(Stored data)
:::
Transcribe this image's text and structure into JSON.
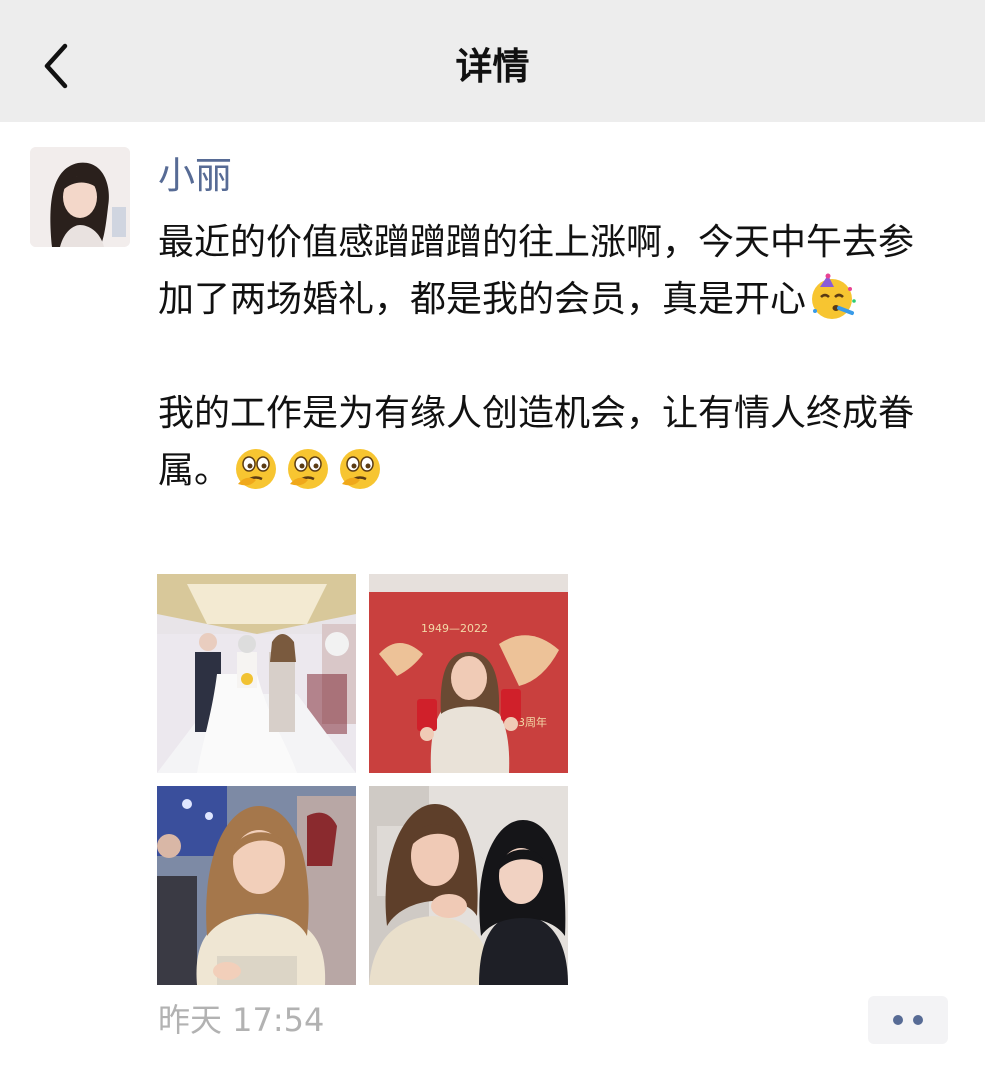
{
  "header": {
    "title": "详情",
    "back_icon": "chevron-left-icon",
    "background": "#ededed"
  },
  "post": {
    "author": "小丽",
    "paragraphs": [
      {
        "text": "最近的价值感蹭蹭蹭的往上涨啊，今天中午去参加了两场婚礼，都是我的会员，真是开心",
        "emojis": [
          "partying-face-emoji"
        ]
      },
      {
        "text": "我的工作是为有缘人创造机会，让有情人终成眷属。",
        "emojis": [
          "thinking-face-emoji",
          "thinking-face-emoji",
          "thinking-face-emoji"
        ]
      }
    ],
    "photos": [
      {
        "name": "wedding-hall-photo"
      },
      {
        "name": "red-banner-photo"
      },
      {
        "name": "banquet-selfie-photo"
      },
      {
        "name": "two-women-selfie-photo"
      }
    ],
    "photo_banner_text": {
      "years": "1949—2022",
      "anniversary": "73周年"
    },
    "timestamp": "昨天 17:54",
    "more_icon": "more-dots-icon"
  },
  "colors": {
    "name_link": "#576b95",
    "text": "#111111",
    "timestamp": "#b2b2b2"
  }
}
:::
§ SHORT TASK
Leave the pictures out and reproduce each record exactly as written.

§ THE COMPLETED TASK
Transcribe this image's text and structure into JSON.
{
  "header": {
    "title": "详情",
    "back_icon": "chevron-left-icon",
    "background": "#ededed"
  },
  "post": {
    "author": "小丽",
    "paragraphs": [
      {
        "text": "最近的价值感蹭蹭蹭的往上涨啊，今天中午去参加了两场婚礼，都是我的会员，真是开心",
        "emojis": [
          "partying-face-emoji"
        ]
      },
      {
        "text": "我的工作是为有缘人创造机会，让有情人终成眷属。",
        "emojis": [
          "thinking-face-emoji",
          "thinking-face-emoji",
          "thinking-face-emoji"
        ]
      }
    ],
    "photos": [
      {
        "name": "wedding-hall-photo"
      },
      {
        "name": "red-banner-photo"
      },
      {
        "name": "banquet-selfie-photo"
      },
      {
        "name": "two-women-selfie-photo"
      }
    ],
    "photo_banner_text": {
      "years": "1949—2022",
      "anniversary": "73周年"
    },
    "timestamp": "昨天 17:54",
    "more_icon": "more-dots-icon"
  },
  "colors": {
    "name_link": "#576b95",
    "text": "#111111",
    "timestamp": "#b2b2b2"
  }
}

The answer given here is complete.